[Extracted records]

= = = = =

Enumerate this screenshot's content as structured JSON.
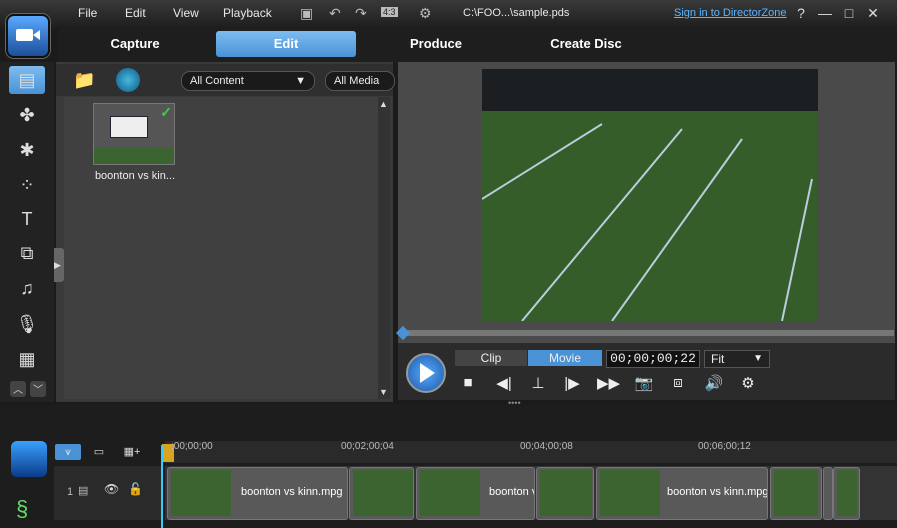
{
  "menu": {
    "file": "File",
    "edit": "Edit",
    "view": "View",
    "playback": "Playback"
  },
  "toolbar": {
    "ratio": "4:3"
  },
  "file_path": "C:\\FOO...\\sample.pds",
  "signin_link": "Sign in to DirectorZone",
  "window_buttons": {
    "help": "?",
    "minimize": "—",
    "maximize": "□",
    "close": "✕"
  },
  "modes": {
    "capture": "Capture",
    "edit": "Edit",
    "produce": "Produce",
    "create_disc": "Create Disc"
  },
  "library": {
    "filter_content": "All Content",
    "filter_media": "All Media",
    "items": [
      {
        "label": "boonton vs kin..."
      }
    ]
  },
  "preview": {
    "seg_clip": "Clip",
    "seg_movie": "Movie",
    "timecode": "00;00;00;22",
    "fit": "Fit"
  },
  "timeline": {
    "ticks": [
      ";00;00;00",
      "00;02;00;04",
      "00;04;00;08",
      "00;06;00;12"
    ],
    "track_number": "1",
    "clips": [
      {
        "label": "boonton vs kinn.mpg"
      },
      {
        "label": ""
      },
      {
        "label": "boonton v"
      },
      {
        "label": ""
      },
      {
        "label": "boonton vs kinn.mpg"
      },
      {
        "label": ""
      },
      {
        "label": ""
      }
    ]
  },
  "colors": {
    "accent": "#4a92d6",
    "link": "#5fb6ff",
    "playhead": "#33ccff"
  }
}
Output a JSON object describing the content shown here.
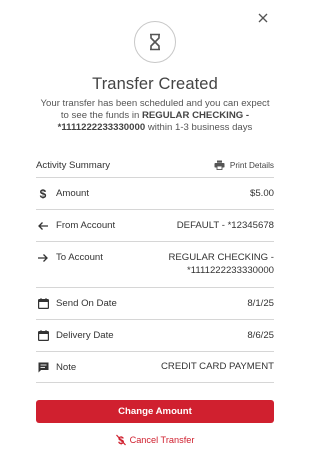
{
  "dialog": {
    "title": "Transfer Created",
    "desc_pre": "Your transfer has been scheduled and you can expect to see the funds in ",
    "desc_account": "REGULAR CHECKING - *1111222233330000",
    "desc_post": " within 1-3 business days"
  },
  "summary": {
    "title": "Activity Summary",
    "print_label": "Print Details",
    "rows": {
      "amount": {
        "label": "Amount",
        "value": "$5.00",
        "icon": "dollar-icon"
      },
      "from": {
        "label": "From Account",
        "value": "DEFAULT - *12345678",
        "icon": "arrow-left-icon"
      },
      "to": {
        "label": "To Account",
        "value_line1": "REGULAR CHECKING -",
        "value_line2": "*1111222233330000",
        "icon": "arrow-right-icon"
      },
      "send": {
        "label": "Send On Date",
        "value": "8/1/25",
        "icon": "calendar-icon"
      },
      "delivery": {
        "label": "Delivery Date",
        "value": "8/6/25",
        "icon": "calendar-icon"
      },
      "note": {
        "label": "Note",
        "value": "CREDIT CARD PAYMENT",
        "icon": "note-icon"
      }
    }
  },
  "actions": {
    "change_label": "Change Amount",
    "cancel_label": "Cancel Transfer"
  },
  "colors": {
    "accent": "#d0202f",
    "text": "#333333",
    "divider": "#d6d6d6"
  }
}
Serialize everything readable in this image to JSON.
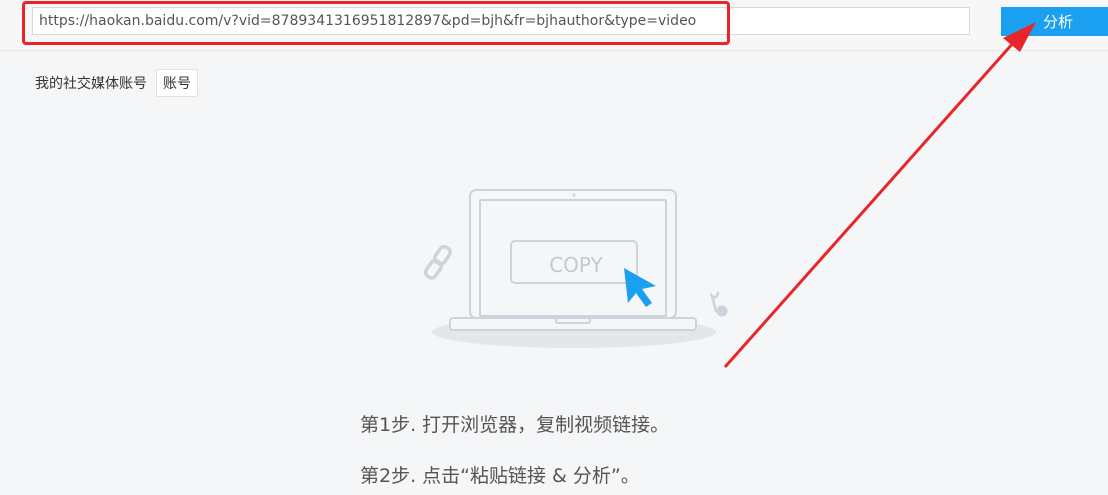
{
  "toolbar": {
    "url_value": "https://haokan.baidu.com/v?vid=8789341316951812897&pd=bjh&fr=bjhauthor&type=video",
    "analyze_label": "分析"
  },
  "social": {
    "label": "我的社交媒体账号",
    "account_button": "账号"
  },
  "illustration": {
    "copy_text": "COPY"
  },
  "steps": [
    "第1步. 打开浏览器，复制视频链接。",
    "第2步. 点击“粘贴链接 & 分析”。"
  ],
  "colors": {
    "accent": "#1b9ff0",
    "annotation_red": "#e8262a",
    "illustration_gray": "#cdd3db"
  },
  "icons": [
    "link-icon",
    "music-note-icon",
    "cursor-arrow-icon"
  ]
}
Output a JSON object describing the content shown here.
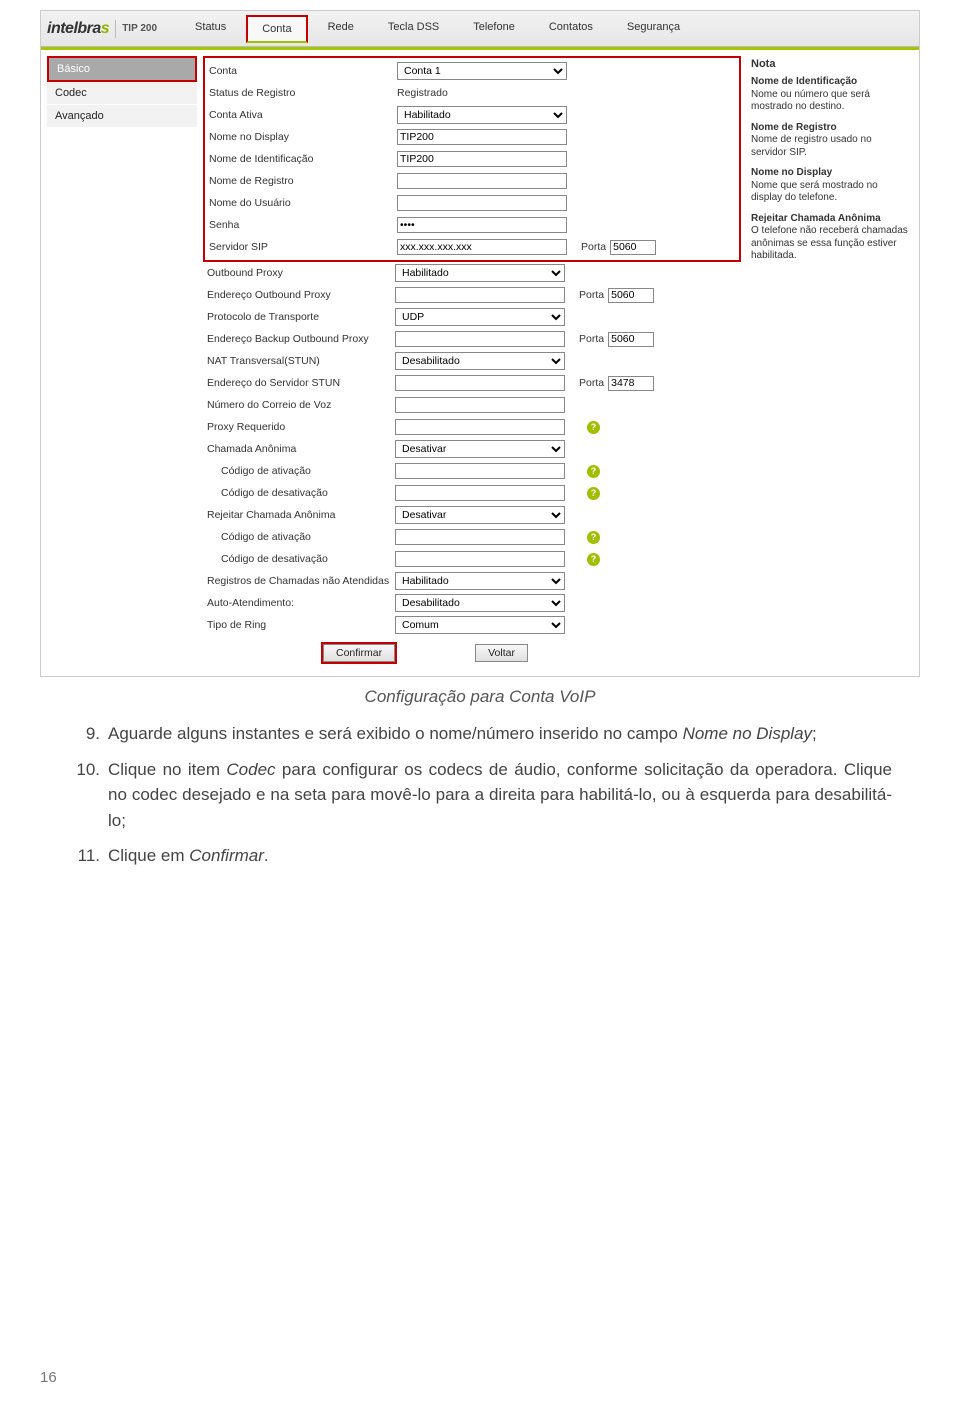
{
  "logo": {
    "text_main": "intelbra",
    "text_accent": "s",
    "model": "TIP 200"
  },
  "tabs": [
    "Status",
    "Conta",
    "Rede",
    "Tecla DSS",
    "Telefone",
    "Contatos",
    "Segurança"
  ],
  "tabs_active": 1,
  "sidebar": {
    "items": [
      "Básico",
      "Codec",
      "Avançado"
    ],
    "active": 0
  },
  "form": {
    "rows": [
      {
        "label": "Conta",
        "type": "select",
        "value": "Conta 1",
        "hl": true
      },
      {
        "label": "Status de Registro",
        "type": "text_static",
        "value": "Registrado",
        "hl": true
      },
      {
        "label": "Conta Ativa",
        "type": "select",
        "value": "Habilitado",
        "hl": true
      },
      {
        "label": "Nome no Display",
        "type": "input",
        "value": "TIP200",
        "hl": true
      },
      {
        "label": "Nome de Identificação",
        "type": "input",
        "value": "TIP200",
        "hl": true
      },
      {
        "label": "Nome de Registro",
        "type": "input",
        "value": "",
        "hl": true
      },
      {
        "label": "Nome do Usuário",
        "type": "input",
        "value": "",
        "hl": true
      },
      {
        "label": "Senha",
        "type": "password",
        "value": "••••",
        "hl": true
      },
      {
        "label": "Servidor SIP",
        "type": "input",
        "value": "xxx.xxx.xxx.xxx",
        "hl": true,
        "porta": "5060"
      },
      {
        "label": "Outbound Proxy",
        "type": "select",
        "value": "Habilitado"
      },
      {
        "label": "Endereço Outbound Proxy",
        "type": "input",
        "value": "",
        "porta": "5060"
      },
      {
        "label": "Protocolo de Transporte",
        "type": "select",
        "value": "UDP"
      },
      {
        "label": "Endereço Backup Outbound Proxy",
        "type": "input",
        "value": "",
        "porta": "5060"
      },
      {
        "label": "NAT Transversal(STUN)",
        "type": "select",
        "value": "Desabilitado"
      },
      {
        "label": "Endereço do Servidor STUN",
        "type": "input",
        "value": "",
        "porta": "3478"
      },
      {
        "label": "Número do Correio de Voz",
        "type": "input",
        "value": ""
      },
      {
        "label": "Proxy Requerido",
        "type": "input",
        "value": "",
        "help": true
      },
      {
        "label": "Chamada Anônima",
        "type": "select",
        "value": "Desativar"
      },
      {
        "label": "Código de ativação",
        "type": "input",
        "value": "",
        "help": true,
        "indent": true
      },
      {
        "label": "Código de desativação",
        "type": "input",
        "value": "",
        "help": true,
        "indent": true
      },
      {
        "label": "Rejeitar Chamada Anônima",
        "type": "select",
        "value": "Desativar"
      },
      {
        "label": "Código de ativação",
        "type": "input",
        "value": "",
        "help": true,
        "indent": true
      },
      {
        "label": "Código de desativação",
        "type": "input",
        "value": "",
        "help": true,
        "indent": true
      },
      {
        "label": "Registros de Chamadas não Atendidas",
        "type": "select",
        "value": "Habilitado"
      },
      {
        "label": "Auto-Atendimento:",
        "type": "select",
        "value": "Desabilitado"
      },
      {
        "label": "Tipo de Ring",
        "type": "select",
        "value": "Comum"
      }
    ],
    "buttons": {
      "confirm": "Confirmar",
      "back": "Voltar"
    },
    "porta_label": "Porta"
  },
  "notes": {
    "title": "Nota",
    "items": [
      {
        "t": "Nome de Identificação",
        "d": "Nome ou número que será mostrado no destino."
      },
      {
        "t": "Nome de Registro",
        "d": "Nome de registro usado no servidor SIP."
      },
      {
        "t": "Nome no Display",
        "d": "Nome que será mostrado no display do telefone."
      },
      {
        "t": "Rejeitar Chamada Anônima",
        "d": "O telefone não receberá chamadas anônimas se essa função estiver habilitada."
      }
    ]
  },
  "caption": "Configuração para Conta VoIP",
  "instructions": [
    {
      "n": "9.",
      "t": "Aguarde alguns instantes e será exibido o nome/número inserido no campo <em>Nome no Display</em>;"
    },
    {
      "n": "10.",
      "t": "Clique no item <em>Codec</em> para configurar os codecs de áudio, conforme solicitação da operadora. Clique no codec desejado e na seta para movê-lo para a direita para habilitá-lo, ou à esquerda para desabilitá-lo;"
    },
    {
      "n": "11.",
      "t": "Clique em <em>Confirmar</em>."
    }
  ],
  "page_number": "16"
}
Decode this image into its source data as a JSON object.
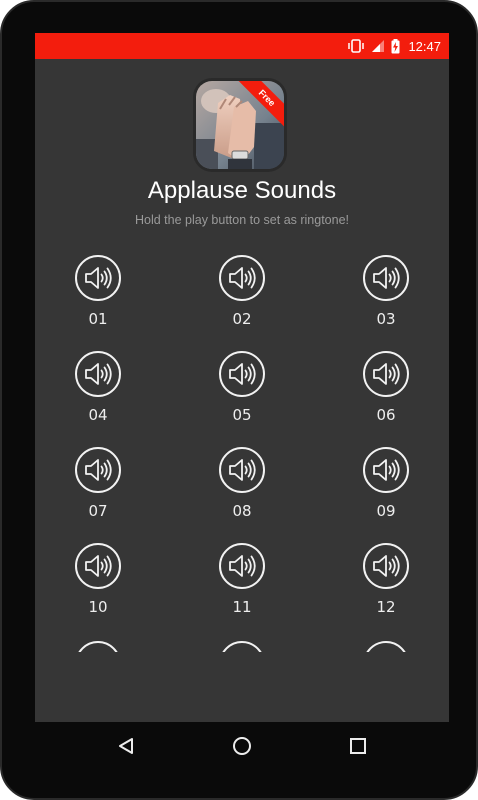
{
  "status_bar": {
    "time": "12:47",
    "color": "#f31d0d",
    "icons": [
      "vibrate-icon",
      "signal-icon",
      "battery-charging-icon"
    ]
  },
  "app": {
    "title": "Applause Sounds",
    "subtitle": "Hold the play button to set as ringtone!",
    "badge": "Free",
    "badge_color": "#f31d0d"
  },
  "sounds": [
    {
      "label": "01"
    },
    {
      "label": "02"
    },
    {
      "label": "03"
    },
    {
      "label": "04"
    },
    {
      "label": "05"
    },
    {
      "label": "06"
    },
    {
      "label": "07"
    },
    {
      "label": "08"
    },
    {
      "label": "09"
    },
    {
      "label": "10"
    },
    {
      "label": "11"
    },
    {
      "label": "12"
    }
  ],
  "navigation": {
    "icons": [
      "back-icon",
      "home-icon",
      "recents-icon"
    ]
  }
}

= = = = =

STATED PROBLEM >>
Gather each line that holds "arrow".

ANSWER TO THIS PROBLEM >>
        "icon": "arrow-left-icon"
        "icon": "arrow-right-icon"
    "cursor-arrow-icon"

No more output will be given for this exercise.